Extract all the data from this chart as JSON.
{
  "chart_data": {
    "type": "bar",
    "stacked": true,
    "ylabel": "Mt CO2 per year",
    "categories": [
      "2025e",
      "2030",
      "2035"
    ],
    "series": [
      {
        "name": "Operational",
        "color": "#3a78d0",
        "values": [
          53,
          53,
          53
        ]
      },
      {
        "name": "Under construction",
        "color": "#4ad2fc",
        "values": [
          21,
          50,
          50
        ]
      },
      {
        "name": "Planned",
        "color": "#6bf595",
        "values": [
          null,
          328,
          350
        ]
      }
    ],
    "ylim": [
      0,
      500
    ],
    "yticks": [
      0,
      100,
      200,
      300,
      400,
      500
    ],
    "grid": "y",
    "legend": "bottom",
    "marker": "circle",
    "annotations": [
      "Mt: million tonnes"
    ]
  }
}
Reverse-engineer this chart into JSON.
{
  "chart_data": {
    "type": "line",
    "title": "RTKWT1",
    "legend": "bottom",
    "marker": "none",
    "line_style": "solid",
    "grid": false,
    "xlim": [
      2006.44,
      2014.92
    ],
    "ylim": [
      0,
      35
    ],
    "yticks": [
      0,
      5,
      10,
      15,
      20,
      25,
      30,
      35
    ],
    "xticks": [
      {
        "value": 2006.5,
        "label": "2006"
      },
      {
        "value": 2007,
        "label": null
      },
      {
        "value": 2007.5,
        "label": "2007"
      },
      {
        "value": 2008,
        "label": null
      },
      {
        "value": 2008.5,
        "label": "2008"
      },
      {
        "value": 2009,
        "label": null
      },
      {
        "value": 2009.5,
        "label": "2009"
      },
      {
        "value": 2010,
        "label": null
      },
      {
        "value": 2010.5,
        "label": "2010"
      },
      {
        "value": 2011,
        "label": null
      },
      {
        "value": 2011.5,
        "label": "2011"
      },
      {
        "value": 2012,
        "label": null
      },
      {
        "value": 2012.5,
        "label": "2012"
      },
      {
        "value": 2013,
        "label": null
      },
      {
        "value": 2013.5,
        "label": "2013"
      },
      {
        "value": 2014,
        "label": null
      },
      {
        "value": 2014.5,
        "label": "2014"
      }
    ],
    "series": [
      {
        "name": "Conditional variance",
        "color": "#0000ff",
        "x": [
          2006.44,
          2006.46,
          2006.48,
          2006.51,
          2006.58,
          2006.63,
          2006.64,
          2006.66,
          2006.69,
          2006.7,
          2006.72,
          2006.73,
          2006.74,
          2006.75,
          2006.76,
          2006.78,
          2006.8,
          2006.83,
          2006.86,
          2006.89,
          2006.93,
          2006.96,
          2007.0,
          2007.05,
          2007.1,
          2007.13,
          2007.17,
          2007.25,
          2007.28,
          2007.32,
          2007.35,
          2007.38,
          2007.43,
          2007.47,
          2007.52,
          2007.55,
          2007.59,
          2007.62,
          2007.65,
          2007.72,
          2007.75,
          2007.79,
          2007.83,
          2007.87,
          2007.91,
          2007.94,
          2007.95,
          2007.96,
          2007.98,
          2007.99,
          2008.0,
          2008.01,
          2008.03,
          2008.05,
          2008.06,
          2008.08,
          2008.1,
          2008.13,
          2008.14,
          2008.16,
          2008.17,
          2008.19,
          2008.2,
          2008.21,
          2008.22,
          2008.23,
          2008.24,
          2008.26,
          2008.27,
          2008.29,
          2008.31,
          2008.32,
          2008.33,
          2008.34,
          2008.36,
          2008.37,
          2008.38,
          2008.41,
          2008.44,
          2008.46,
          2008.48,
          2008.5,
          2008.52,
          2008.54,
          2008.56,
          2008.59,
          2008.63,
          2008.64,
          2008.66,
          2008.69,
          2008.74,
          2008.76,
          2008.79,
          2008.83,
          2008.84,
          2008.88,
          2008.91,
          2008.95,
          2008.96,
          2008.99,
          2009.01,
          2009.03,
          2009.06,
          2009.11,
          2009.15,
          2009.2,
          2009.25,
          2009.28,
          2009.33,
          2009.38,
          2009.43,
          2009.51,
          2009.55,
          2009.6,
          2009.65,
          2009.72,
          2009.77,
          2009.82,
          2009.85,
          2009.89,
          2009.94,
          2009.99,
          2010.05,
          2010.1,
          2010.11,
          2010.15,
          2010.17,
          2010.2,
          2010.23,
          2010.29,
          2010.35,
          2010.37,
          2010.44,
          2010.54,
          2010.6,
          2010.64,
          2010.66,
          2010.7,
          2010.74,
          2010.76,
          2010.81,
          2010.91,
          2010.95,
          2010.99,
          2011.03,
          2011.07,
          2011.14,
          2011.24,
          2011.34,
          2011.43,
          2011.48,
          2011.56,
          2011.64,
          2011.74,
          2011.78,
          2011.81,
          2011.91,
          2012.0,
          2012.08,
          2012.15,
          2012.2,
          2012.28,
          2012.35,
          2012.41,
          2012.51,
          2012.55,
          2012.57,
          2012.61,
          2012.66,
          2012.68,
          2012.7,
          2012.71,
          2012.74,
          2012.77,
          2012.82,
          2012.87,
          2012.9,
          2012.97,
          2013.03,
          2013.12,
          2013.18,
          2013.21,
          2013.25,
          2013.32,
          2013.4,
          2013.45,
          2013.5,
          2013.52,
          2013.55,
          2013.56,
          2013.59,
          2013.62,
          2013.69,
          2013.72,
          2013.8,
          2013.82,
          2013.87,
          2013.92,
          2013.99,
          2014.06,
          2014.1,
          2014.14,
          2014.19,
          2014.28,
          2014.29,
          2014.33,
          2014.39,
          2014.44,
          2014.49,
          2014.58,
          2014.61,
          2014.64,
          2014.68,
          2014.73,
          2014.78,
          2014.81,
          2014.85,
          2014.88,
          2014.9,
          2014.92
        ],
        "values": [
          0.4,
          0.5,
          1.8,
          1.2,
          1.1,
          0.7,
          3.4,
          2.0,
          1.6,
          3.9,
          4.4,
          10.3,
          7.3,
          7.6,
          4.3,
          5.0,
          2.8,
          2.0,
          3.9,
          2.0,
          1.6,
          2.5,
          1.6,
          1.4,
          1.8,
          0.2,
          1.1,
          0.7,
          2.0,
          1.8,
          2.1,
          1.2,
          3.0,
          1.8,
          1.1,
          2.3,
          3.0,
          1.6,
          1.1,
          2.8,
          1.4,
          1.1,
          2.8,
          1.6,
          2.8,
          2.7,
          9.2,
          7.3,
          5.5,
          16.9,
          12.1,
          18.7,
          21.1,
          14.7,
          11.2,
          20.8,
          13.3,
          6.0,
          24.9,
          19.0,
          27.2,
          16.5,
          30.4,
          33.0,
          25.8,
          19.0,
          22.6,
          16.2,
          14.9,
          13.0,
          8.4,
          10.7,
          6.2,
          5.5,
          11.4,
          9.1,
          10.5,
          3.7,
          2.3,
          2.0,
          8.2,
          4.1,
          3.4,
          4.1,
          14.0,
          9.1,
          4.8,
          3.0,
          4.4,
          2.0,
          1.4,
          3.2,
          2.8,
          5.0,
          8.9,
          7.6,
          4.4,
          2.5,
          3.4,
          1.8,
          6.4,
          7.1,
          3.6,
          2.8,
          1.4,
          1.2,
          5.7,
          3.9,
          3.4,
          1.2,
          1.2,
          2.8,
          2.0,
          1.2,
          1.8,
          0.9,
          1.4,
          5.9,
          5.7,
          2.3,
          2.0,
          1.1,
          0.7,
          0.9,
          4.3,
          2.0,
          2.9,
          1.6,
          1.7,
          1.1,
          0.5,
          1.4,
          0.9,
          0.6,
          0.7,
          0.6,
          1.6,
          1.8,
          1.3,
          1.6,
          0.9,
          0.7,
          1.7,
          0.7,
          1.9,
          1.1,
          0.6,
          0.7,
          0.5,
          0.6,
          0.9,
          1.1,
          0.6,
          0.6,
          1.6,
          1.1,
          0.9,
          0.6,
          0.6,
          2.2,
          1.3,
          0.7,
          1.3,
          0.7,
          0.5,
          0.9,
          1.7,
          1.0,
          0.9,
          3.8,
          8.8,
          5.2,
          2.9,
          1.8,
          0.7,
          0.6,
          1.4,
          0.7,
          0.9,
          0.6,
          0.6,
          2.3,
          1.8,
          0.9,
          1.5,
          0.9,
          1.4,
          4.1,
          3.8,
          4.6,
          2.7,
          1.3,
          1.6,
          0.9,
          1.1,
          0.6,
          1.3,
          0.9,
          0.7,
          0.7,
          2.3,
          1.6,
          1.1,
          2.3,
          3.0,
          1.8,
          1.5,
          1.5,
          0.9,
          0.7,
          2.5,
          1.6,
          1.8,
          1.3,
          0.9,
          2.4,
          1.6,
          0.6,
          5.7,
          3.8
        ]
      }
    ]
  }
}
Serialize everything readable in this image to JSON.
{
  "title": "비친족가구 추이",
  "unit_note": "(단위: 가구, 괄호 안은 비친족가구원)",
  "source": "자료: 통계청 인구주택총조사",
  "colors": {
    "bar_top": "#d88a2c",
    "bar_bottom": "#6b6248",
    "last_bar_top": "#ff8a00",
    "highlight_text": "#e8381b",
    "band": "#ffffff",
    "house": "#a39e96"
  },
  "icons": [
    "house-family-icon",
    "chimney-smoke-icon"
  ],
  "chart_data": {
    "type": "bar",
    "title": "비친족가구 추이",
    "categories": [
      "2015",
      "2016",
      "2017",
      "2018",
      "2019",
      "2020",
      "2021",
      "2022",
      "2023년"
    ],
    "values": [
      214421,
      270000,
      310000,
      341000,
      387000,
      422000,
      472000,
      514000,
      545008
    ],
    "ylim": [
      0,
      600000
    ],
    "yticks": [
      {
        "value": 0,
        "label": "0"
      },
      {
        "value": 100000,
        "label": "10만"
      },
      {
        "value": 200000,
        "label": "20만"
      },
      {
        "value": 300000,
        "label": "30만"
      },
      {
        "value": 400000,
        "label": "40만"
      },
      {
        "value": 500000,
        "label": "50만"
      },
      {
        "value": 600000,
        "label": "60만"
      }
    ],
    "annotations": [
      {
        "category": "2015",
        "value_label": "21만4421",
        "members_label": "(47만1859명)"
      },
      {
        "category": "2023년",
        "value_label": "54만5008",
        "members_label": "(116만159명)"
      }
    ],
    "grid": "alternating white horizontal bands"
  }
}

**WHAT IS BEING ASKED**
Wherever a line in the data above holds "this", copy that line.

**RESPONSE TO THE EXERCISE**
Extract all the data from this chart as JSON.
Reverse-engineer this chart into JSON.
Serialize everything readable in this image to JSON.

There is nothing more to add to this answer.